Skip to content

Latest commit

 

History

History
68 lines (46 loc) · 2.74 KB

README.md

File metadata and controls

68 lines (46 loc) · 2.74 KB

json2pgcopy

Purpose

This program converts json data to PostgreSQL binary COPY format. It can be used for bulk loading large amounts of data to PostgreSQL database. Originally, this was done for Reddit comment archive, but can be customized to use different data and table structure.

Building

To build program, you need jsmn library. Check it out to ../jsmn directory and build libjsmn.a according to installation instructions.

To build json2copy, create config.h (see below) and type make.

Usage

Program reads data from stdin and prints result to stdout. Every line of input data should be a valid JSON and converted to single table row according to configuration (see below). If some error occurs, line is skipped and warning message is printed.

Configuration

Program doesn't have external confituration file and configured by editing config.h and re-building. The main thing to configure is fields array. For every field in resulting file, a value should be added to this array. Every value is a structure consisting of JSON field name and convert function to process it. Program will extract field value from json and pass it to function to convert to PGCOPY format. null json values are converted to SQL NULL. If NULL is passed instead of JSON field name, the whole json is passed to convert function.

Currently, the following convert functions exist:

  • convert_smallint, convert_integer, convert_bigint - to convert values to postgresql integer types
  • convert_string - to convert to character types (also works for enums)
  • convert_boolean - to convert to postgresql boolean type

You can implement your own convert function to convert to column type you need or to make some pre-processing of source value. See json2pgcopy.c for examples.

See config.sample.h for configuration example and other settings.

Example

Suppose, you have json data with the following structure:

{ "author": "Ivan Petrov", "score": 10, "edited": false, "body": "Very smart comment" }

And you want to bulk load it to table:

CREATE TABLE comments (
    id serial,
    author text,
    score smallint,
    edited boolean,
    txt text
);

You should configure fields as follows:

FieldConfig fields[] = {
    { "author", &convert_string},
    { "score",  &convert_integer},
    { "edited", &convert_bool }
    { "body",   &convert_string }
};

Then build the program and run it as follows

cat data.json | ./json2pgcopy | psql -c 'COPY comments (author, score, edited, txt) FROM STDIN WITH (FORMAT binary);
**********
§ **Short exercise**: Name each column that the CREATE TABLE statement in the json2pgcopy README defines, and give the type of each.

§ **Source data**:
**********
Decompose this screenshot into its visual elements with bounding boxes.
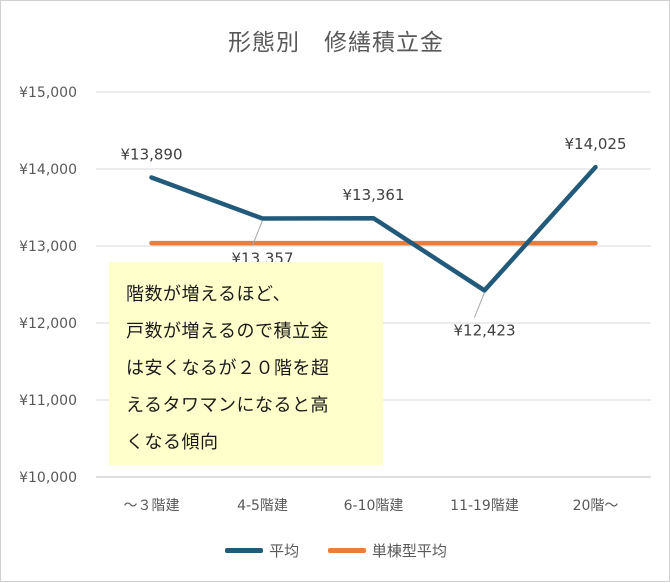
**********
§ **Final result**:
- id: serial
- author: text
- score: smallint
- edited: boolean
- txt: text